Among the entries below, find the lines with "view" and copy them.

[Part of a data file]
/---

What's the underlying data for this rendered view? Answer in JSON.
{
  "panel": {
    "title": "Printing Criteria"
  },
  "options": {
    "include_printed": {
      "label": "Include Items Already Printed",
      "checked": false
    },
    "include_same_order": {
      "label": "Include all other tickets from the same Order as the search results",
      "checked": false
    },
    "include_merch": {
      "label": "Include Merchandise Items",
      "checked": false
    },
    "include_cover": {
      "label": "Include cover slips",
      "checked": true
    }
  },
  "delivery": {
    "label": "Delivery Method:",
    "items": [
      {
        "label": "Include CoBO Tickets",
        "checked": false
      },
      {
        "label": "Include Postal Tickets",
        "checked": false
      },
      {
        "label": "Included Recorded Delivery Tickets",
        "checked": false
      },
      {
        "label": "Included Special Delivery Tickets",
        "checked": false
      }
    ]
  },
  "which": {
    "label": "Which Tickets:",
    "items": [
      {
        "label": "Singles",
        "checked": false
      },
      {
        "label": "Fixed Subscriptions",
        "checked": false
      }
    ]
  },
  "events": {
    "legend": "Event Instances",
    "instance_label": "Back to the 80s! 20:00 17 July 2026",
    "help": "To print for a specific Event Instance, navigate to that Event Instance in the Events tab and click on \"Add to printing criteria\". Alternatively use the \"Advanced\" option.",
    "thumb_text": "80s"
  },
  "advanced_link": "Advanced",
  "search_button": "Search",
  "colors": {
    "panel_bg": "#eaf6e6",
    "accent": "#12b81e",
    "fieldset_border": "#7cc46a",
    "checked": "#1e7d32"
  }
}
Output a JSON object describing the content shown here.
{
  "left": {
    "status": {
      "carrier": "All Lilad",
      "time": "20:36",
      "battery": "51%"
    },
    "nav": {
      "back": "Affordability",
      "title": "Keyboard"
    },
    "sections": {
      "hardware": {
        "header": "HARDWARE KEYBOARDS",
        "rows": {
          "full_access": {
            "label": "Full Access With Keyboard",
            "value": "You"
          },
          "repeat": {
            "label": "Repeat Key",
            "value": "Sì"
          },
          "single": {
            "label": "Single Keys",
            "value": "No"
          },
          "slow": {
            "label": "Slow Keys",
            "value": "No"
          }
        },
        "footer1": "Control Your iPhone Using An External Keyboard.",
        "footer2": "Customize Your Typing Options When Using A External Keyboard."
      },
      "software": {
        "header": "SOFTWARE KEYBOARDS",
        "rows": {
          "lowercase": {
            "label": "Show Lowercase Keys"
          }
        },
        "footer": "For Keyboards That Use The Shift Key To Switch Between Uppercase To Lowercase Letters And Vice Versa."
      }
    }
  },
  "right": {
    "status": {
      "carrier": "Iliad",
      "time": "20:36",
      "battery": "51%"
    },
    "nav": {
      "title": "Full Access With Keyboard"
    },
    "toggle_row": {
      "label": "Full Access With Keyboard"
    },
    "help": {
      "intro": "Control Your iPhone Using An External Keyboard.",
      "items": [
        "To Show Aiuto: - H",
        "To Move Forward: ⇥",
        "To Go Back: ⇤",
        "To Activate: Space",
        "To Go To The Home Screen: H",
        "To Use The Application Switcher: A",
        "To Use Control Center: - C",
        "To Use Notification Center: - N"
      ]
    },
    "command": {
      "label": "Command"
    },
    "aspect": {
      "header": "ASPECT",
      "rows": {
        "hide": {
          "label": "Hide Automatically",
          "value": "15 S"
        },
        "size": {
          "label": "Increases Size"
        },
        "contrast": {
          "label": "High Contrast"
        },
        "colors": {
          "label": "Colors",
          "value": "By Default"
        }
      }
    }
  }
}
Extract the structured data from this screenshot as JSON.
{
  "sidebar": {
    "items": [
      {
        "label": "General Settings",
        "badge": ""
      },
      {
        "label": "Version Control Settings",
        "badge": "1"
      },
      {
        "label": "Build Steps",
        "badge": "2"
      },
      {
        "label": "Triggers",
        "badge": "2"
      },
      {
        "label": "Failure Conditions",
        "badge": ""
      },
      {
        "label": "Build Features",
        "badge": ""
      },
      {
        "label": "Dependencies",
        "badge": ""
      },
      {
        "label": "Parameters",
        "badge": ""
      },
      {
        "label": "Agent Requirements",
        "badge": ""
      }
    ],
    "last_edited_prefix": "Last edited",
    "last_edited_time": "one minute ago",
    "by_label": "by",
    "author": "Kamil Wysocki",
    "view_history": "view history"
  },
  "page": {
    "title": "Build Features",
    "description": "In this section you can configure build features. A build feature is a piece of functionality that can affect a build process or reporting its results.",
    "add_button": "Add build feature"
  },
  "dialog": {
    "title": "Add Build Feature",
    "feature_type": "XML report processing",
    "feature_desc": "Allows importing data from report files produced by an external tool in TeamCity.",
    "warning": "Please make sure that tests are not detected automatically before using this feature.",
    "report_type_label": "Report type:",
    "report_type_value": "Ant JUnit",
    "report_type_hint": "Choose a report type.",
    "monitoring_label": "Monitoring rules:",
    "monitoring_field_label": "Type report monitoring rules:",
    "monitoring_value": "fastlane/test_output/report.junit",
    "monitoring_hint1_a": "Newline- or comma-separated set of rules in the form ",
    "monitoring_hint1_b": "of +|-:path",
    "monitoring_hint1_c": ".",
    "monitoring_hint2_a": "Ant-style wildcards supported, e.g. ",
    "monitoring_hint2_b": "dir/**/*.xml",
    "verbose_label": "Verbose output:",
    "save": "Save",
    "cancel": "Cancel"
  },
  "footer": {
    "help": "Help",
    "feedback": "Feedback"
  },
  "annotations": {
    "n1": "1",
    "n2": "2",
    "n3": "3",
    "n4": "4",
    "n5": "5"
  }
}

\---

• _Full answer_:
What's the underlying data for this rendered view? Answer in JSON.
    "view_history": "view history"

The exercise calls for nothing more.